[Saved data entries]
◆ ◆ ◆ ◆ ◆
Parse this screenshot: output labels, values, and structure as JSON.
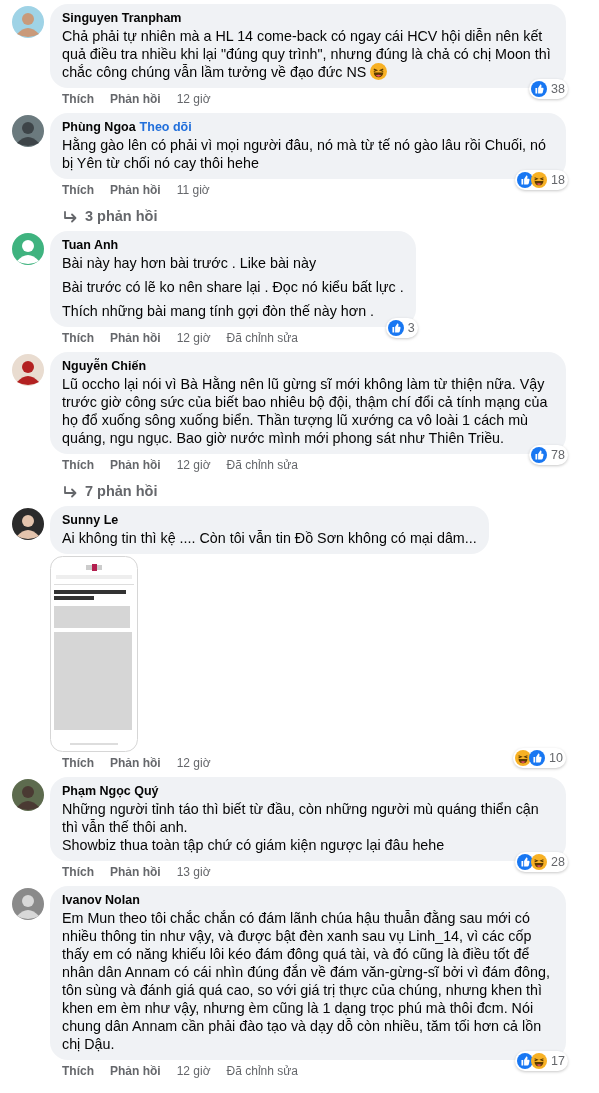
{
  "comments": [
    {
      "author": "Singuyen Tranpham",
      "paragraphs": [
        "Chả phải tự nhiên mà a HL 14 come-back có ngay cái HCV hội diễn nên kết quả điều tra nhiều khi lại \"đúng quy trình\", nhưng đúng là chả có chị Moon thì chắc công chúng vẫn lầm tưởng về đạo đức NS"
      ],
      "trailing_emoji": true,
      "like_label": "Thích",
      "reply_label": "Phản hồi",
      "time": "12 giờ",
      "reactions": [
        {
          "kind": "like"
        }
      ],
      "reaction_count": "38"
    },
    {
      "author": "Phùng Ngoa",
      "follow": "Theo dõi",
      "paragraphs": [
        "Hằng gào lên có phải vì mọi người đâu, nó mà từ tế nó gào lâu rồi Chuối, nó bị Yên từ chối nó cay thôi hehe"
      ],
      "trailing_emoji": false,
      "like_label": "Thích",
      "reply_label": "Phản hồi",
      "time": "11 giờ",
      "reactions": [
        {
          "kind": "like"
        },
        {
          "kind": "haha"
        }
      ],
      "reaction_count": "18",
      "replies": "3 phản hồi"
    },
    {
      "author": "Tuan Anh",
      "paragraphs": [
        "Bài này hay hơn bài trước . Like bài này",
        "Bài trước có lẽ ko nên share lại . Đọc nó kiểu bất lực .",
        "Thích những bài mang tính gợi đòn thế này hơn ."
      ],
      "trailing_emoji": false,
      "paragraph_gap": true,
      "like_label": "Thích",
      "reply_label": "Phản hồi",
      "time": "12 giờ",
      "edited": "Đã chỉnh sửa",
      "reactions": [
        {
          "kind": "like"
        }
      ],
      "reaction_count": "3"
    },
    {
      "author": "Nguyễn Chiến",
      "paragraphs": [
        "Lũ occho lại nói vì Bà Hằng nên lũ gừng sĩ mới không làm từ thiện nữa. Vậy trước giờ công sức của biết bao nhiêu bộ đội, thậm chí đổi cả tính mạng của họ đổ xuống sông xuống biển. Thần tượng lũ xướng ca vô loài 1 cách mù quáng, ngu ngục. Bao giờ nước mình mới phong sát như Thiên Triều."
      ],
      "trailing_emoji": false,
      "like_label": "Thích",
      "reply_label": "Phản hồi",
      "time": "12 giờ",
      "edited": "Đã chỉnh sửa",
      "reactions": [
        {
          "kind": "like"
        }
      ],
      "reaction_count": "78",
      "replies": "7 phản hồi"
    },
    {
      "author": "Sunny Le",
      "paragraphs": [
        "Ai không tin thì kệ .... Còn tôi vẫn tin Đồ Sơn không có mại dâm..."
      ],
      "trailing_emoji": false,
      "attachment": {
        "kind": "picture"
      },
      "like_label": "Thích",
      "reply_label": "Phản hồi",
      "time": "12 giờ",
      "reactions": [
        {
          "kind": "haha"
        },
        {
          "kind": "like"
        }
      ],
      "reaction_count": "10"
    },
    {
      "author": "Phạm Ngọc Quý",
      "paragraphs": [
        "Những người tỉnh táo thì biết từ đầu, còn những người mù quáng thiển cận thì vẫn thế thôi anh.",
        "Showbiz thua toàn tập chứ có giám kiện ngược lại đâu hehe"
      ],
      "trailing_emoji": false,
      "paragraph_gap": false,
      "like_label": "Thích",
      "reply_label": "Phản hồi",
      "time": "13 giờ",
      "reactions": [
        {
          "kind": "like"
        },
        {
          "kind": "haha"
        }
      ],
      "reaction_count": "28"
    },
    {
      "author": "Ivanov Nolan",
      "paragraphs": [
        "Em Mun theo tôi chắc chắn có đám lãnh chúa hậu thuẫn đằng sau mới có nhiều thông tin như vậy, và được bật đèn xanh sau vụ Linh_14, vì các cốp thấy em có năng khiếu lôi kéo đám đông quá tài, và đó cũng là điều tốt để nhân dân Annam có cái nhìn đúng đắn về đám văn-gừng-sĩ bởi vì đám đông, tôn sùng và đánh giá quá cao, so với giá trị thực của chúng, nhưng khen thì khen em èm như vậy, nhưng èm cũng là 1 dạng trọc phú mà thôi đcm. Nói chung dân Annam cần phải đào tạo và dạy dỗ còn nhiều, tăm tối hơn cả lồn chị Dậu."
      ],
      "trailing_emoji": false,
      "like_label": "Thích",
      "reply_label": "Phản hồi",
      "time": "12 giờ",
      "edited": "Đã chỉnh sửa",
      "reactions": [
        {
          "kind": "like"
        },
        {
          "kind": "haha"
        }
      ],
      "reaction_count": "17"
    }
  ]
}
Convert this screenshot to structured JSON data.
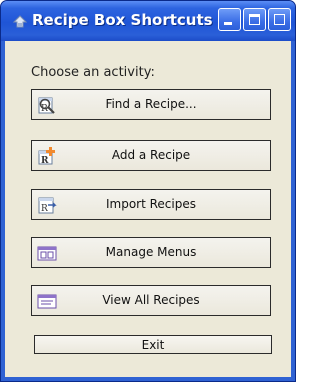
{
  "window": {
    "title": "Recipe Box Shortcuts",
    "title_icon": "recipe-box-app-icon",
    "controls": {
      "minimize": "minimize-icon",
      "maximize": "maximize-icon",
      "close": "close-icon"
    }
  },
  "prompt": "Choose an activity:",
  "actions": [
    {
      "label": "Find a Recipe...",
      "icon": "find-recipe-icon"
    },
    {
      "label": "Add a Recipe",
      "icon": "add-recipe-icon"
    },
    {
      "label": "Import Recipes",
      "icon": "import-recipes-icon"
    },
    {
      "label": "Manage Menus",
      "icon": "manage-menus-icon"
    },
    {
      "label": "View All Recipes",
      "icon": "view-all-recipes-icon"
    }
  ],
  "exit_label": "Exit",
  "colors": {
    "titlebar": "#245edc",
    "client_bg": "#ece9d8",
    "button_border": "#2b2b2b"
  }
}
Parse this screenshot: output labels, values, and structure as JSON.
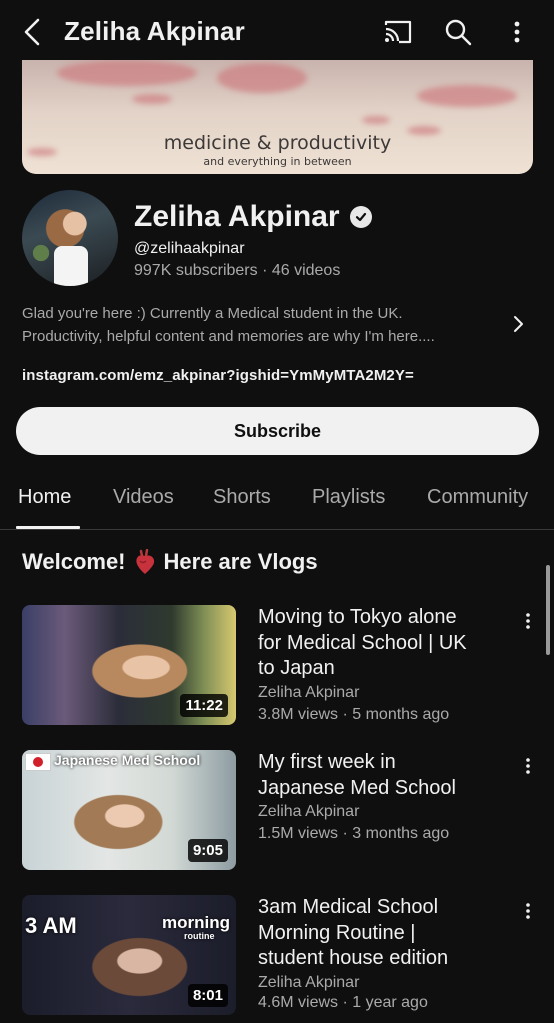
{
  "header": {
    "title": "Zeliha Akpinar",
    "icons": [
      "back-arrow-icon",
      "cast-icon",
      "search-icon",
      "more-vert-icon"
    ]
  },
  "banner": {
    "title": "medicine & productivity",
    "subtitle": "and everything in between"
  },
  "channel": {
    "name": "Zeliha Akpinar",
    "handle": "@zelihaakpinar",
    "stats": "997K subscribers · 46 videos",
    "description_line1": "Glad you're here :) Currently a Medical student in the UK.",
    "description_line2": "Productivity, helpful content and memories are why I'm here....",
    "link": "instagram.com/emz_akpinar?igshid=YmMyMTA2M2Y=",
    "subscribe_label": "Subscribe"
  },
  "tabs": [
    {
      "label": "Home",
      "active": true
    },
    {
      "label": "Videos",
      "active": false
    },
    {
      "label": "Shorts",
      "active": false
    },
    {
      "label": "Playlists",
      "active": false
    },
    {
      "label": "Community",
      "active": false
    }
  ],
  "section": {
    "title_pre": "Welcome!",
    "title_emoji": "❤",
    "title_post": "Here are Vlogs"
  },
  "videos": [
    {
      "title_lines": [
        "Moving to Tokyo alone",
        "for Medical School | UK",
        "to Japan"
      ],
      "channel": "Zeliha Akpinar",
      "meta": "3.8M views · 5 months ago",
      "duration": "11:22",
      "thumb_text": ""
    },
    {
      "title_lines": [
        "My first week in",
        "Japanese Med School"
      ],
      "channel": "Zeliha Akpinar",
      "meta": "1.5M views · 3 months ago",
      "duration": "9:05",
      "thumb_text": "Japanese Med School"
    },
    {
      "title_lines": [
        "3am Medical School",
        "Morning Routine |",
        "student house edition"
      ],
      "channel": "Zeliha Akpinar",
      "meta": "4.6M views · 1 year ago",
      "duration": "8:01",
      "thumb_text": "3 AM",
      "thumb_text2": "morning",
      "thumb_text3": "routine"
    }
  ],
  "colors": {
    "background": "#0f0f0f",
    "text": "#f1f1f1",
    "secondary_text": "#aaaaaa",
    "subscribe_bg": "#f1f1f1"
  }
}
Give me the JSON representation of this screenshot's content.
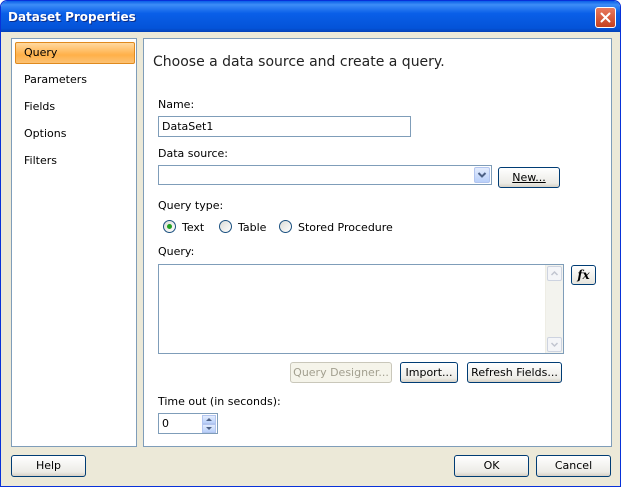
{
  "window": {
    "title": "Dataset Properties"
  },
  "nav": {
    "items": [
      {
        "label": "Query",
        "selected": true
      },
      {
        "label": "Parameters",
        "selected": false
      },
      {
        "label": "Fields",
        "selected": false
      },
      {
        "label": "Options",
        "selected": false
      },
      {
        "label": "Filters",
        "selected": false
      }
    ]
  },
  "panel": {
    "heading": "Choose a data source and create a query.",
    "name_label": "Name:",
    "name_value": "DataSet1",
    "data_source_label": "Data source:",
    "data_source_value": "",
    "new_button": "New...",
    "query_type_label": "Query type:",
    "query_types": [
      {
        "label": "Text",
        "checked": true
      },
      {
        "label": "Table",
        "checked": false
      },
      {
        "label": "Stored Procedure",
        "checked": false
      }
    ],
    "query_label": "Query:",
    "query_value": "",
    "fx_label": "fx",
    "query_designer_button": "Query Designer...",
    "import_button": "Import...",
    "refresh_fields_button": "Refresh Fields...",
    "timeout_label": "Time out (in seconds):",
    "timeout_value": "0"
  },
  "footer": {
    "help": "Help",
    "ok": "OK",
    "cancel": "Cancel"
  },
  "icons": {
    "close": "close-icon",
    "dropdown": "chevron-down-icon",
    "expression": "function-icon"
  },
  "colors": {
    "title_bar": "#0a5fe8",
    "selection": "#ffb048",
    "dialog_bg": "#ece9d8",
    "radio_dot": "#21a121"
  }
}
◆ ◆ ◆ ◆ ◆
● **SET EXERCISE**: Which lines contain "screenshot"? Copy each of them.

● **FULL RESPONSE**:
Parse this screenshot: output labels, values, and structure as JSON.
Convert this screenshot to structured JSON data.
Parse this screenshot: output labels, values, and structure as JSON.
Give me the JSON representation of this screenshot's content.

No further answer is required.